#### [TASK INSTRUCTIONS]
Can you render the records below as a JSON list of strings, with one string per line, no blank lines, and the pictures left out?

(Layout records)
################

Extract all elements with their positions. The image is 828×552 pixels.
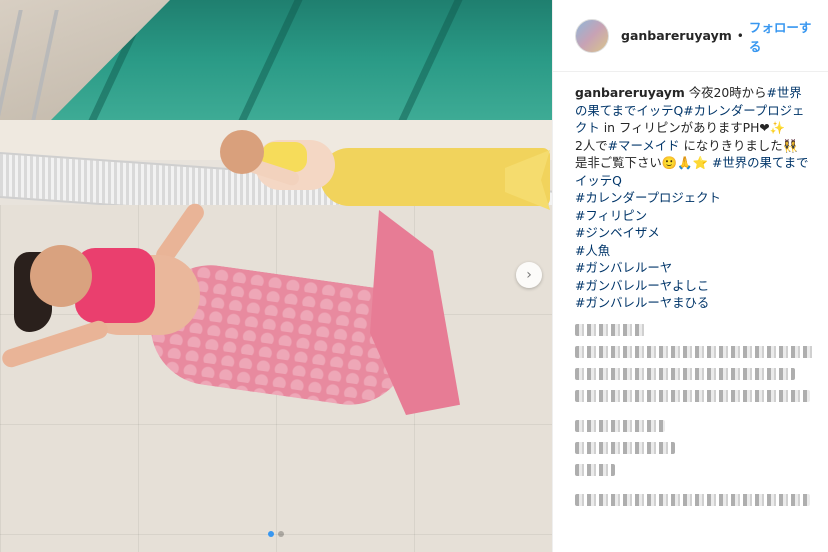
post-caption: ganbareruyaym 今夜20時から#世界の果てまでイッテQ#カレンダープ… — [553, 72, 828, 312]
carousel-dot-2 — [278, 531, 284, 537]
username-link[interactable]: ganbareruyaym — [621, 28, 732, 43]
carousel-indicator — [0, 531, 552, 537]
chevron-right-icon: › — [526, 267, 532, 283]
blurred-comment — [575, 323, 645, 336]
instagram-post: › ganbareruyaym • フォローする ganbareruyaym 今… — [0, 0, 828, 552]
post-photo[interactable]: › — [0, 0, 552, 552]
hashtag-link[interactable]: #人魚 — [575, 243, 610, 258]
post-side-panel: ganbareruyaym • フォローする ganbareruyaym 今夜2… — [552, 0, 828, 552]
blurred-comment — [575, 441, 675, 454]
post-header: ganbareruyaym • フォローする — [553, 0, 828, 72]
person-pink-head — [30, 245, 92, 307]
hashtag-link[interactable]: #ガンバレルーヤまひる — [575, 295, 709, 310]
caption-text: in フィリピンがありますPH❤✨ — [603, 120, 786, 135]
caption-text: 是非ご覧下さい🙂🙏⭐ — [575, 155, 709, 170]
hashtag-link[interactable]: #マーメイド — [608, 138, 680, 153]
hashtag-link[interactable]: #ジンベイザメ — [575, 225, 660, 240]
hashtag-link[interactable]: #ガンバレルーヤ — [575, 260, 672, 275]
carousel-dot-1 — [268, 531, 274, 537]
blurred-comment — [575, 463, 615, 476]
caption-text: になりきりました👯‍♀️ — [683, 137, 799, 153]
person-yellow-head — [220, 130, 264, 174]
hashtag-link[interactable]: #カレンダープロジェクト — [575, 190, 721, 205]
follow-button[interactable]: フォローする — [749, 17, 812, 55]
blurred-comment — [575, 367, 795, 380]
blurred-comment — [575, 493, 810, 506]
hashtag-link[interactable]: #ガンバレルーヤよしこ — [575, 278, 709, 293]
caption-text: 2人で — [575, 137, 608, 153]
header-separator: • — [736, 28, 744, 43]
next-photo-button[interactable]: › — [516, 262, 542, 288]
blurred-comment — [575, 419, 665, 432]
avatar[interactable] — [575, 18, 609, 53]
hashtag-link[interactable]: #フィリピン — [575, 208, 647, 223]
caption-text: 今夜20時から — [688, 85, 767, 100]
caption-username[interactable]: ganbareruyaym — [575, 85, 685, 100]
blurred-comment — [575, 389, 810, 402]
blurred-comment — [575, 345, 815, 358]
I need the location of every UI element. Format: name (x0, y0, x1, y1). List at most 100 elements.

################

#### [RESULT FOR THIS TASK]
[
  "Extract all elements with their positions. The image is 828×552 pixels.",
  "post-caption: ganbareruyaym 今夜20時から#世界の果てまでイッテQ#カレンダープ… — [553, 72, 828, 312]",
  "carousel-dot-2 — [278, 531, 284, 537]",
  "username-link[interactable]: ganbareruyaym — [621, 28, 732, 43]",
  "carousel-indicator — [0, 531, 552, 537]",
  "chevron-right-icon: › — [526, 267, 532, 283]",
  "blurred-comment — [575, 323, 645, 336]",
  "instagram-post: › ganbareruyaym • フォローする ganbareruyaym 今… — [0, 0, 828, 552]",
  "post-photo[interactable]: › — [0, 0, 552, 552]",
  "hashtag-link[interactable]: #人魚 — [575, 243, 610, 258]",
  "post-side-panel: ganbareruyaym • フォローする ganbareruyaym 今夜2… — [552, 0, 828, 552]",
  "blurred-comment — [575, 441, 675, 454]",
  "post-header: ganbareruyaym • フォローする — [553, 0, 828, 72]",
  "person-pink-head — [30, 245, 92, 307]",
  "hashtag-link[interactable]: #ガンバレルーヤまひる — [575, 295, 709, 310]",
  "caption-text: in フィリピンがありますPH❤✨ — [603, 120, 786, 135]",
  "caption-text: 是非ご覧下さい🙂🙏⭐ — [575, 155, 709, 170]",
  "hashtag-link[interactable]: #マーメイド — [608, 138, 680, 153]",
  "hashtag-link[interactable]: #ジンベイザメ — [575, 225, 660, 240]",
  "hashtag-link[interactable]: #ガンバレルーヤ — [575, 260, 672, 275]",
  "carousel-dot-1 — [268, 531, 274, 537]",
  "blurred-comment — [575, 463, 615, 476]",
  "caption-text: になりきりました👯‍♀️ — [683, 137, 799, 153]",
  "person-yellow-head — [220, 130, 264, 174]",
  "hashtag-link[interactable]: #カレンダープロジェクト — [575, 190, 721, 205]",
  "follow-button[interactable]: フォローする — [749, 17, 812, 55]",
  "blurred-comment — [575, 367, 795, 380]",
  "blurred-comment — [575, 493, 810, 506]",
  "hashtag-link[interactable]: #ガンバレルーヤよしこ — [575, 278, 709, 293]",
  "caption-text: 2人で — [575, 137, 608, 153]",
  "header-separator: • — [736, 28, 744, 43]",
  "next-photo-button[interactable]: › — [516, 262, 542, 288]",
  "blurred-comment — [575, 419, 665, 432]",
  "avatar[interactable] — [575, 18, 609, 53]",
  "hashtag-link[interactable]: #フィリピン — [575, 208, 647, 223]",
  "caption-text: 今夜20時から — [688, 85, 767, 100]",
  "caption-username[interactable]: ganbareruyaym — [575, 85, 685, 100]",
  "blurred-comment — [575, 389, 810, 402]",
  "blurred-comment — [575, 345, 815, 358]",
  "I need the location of every UI element. Format: name (x0, y0, x1, y1). List at most 100 elements."
]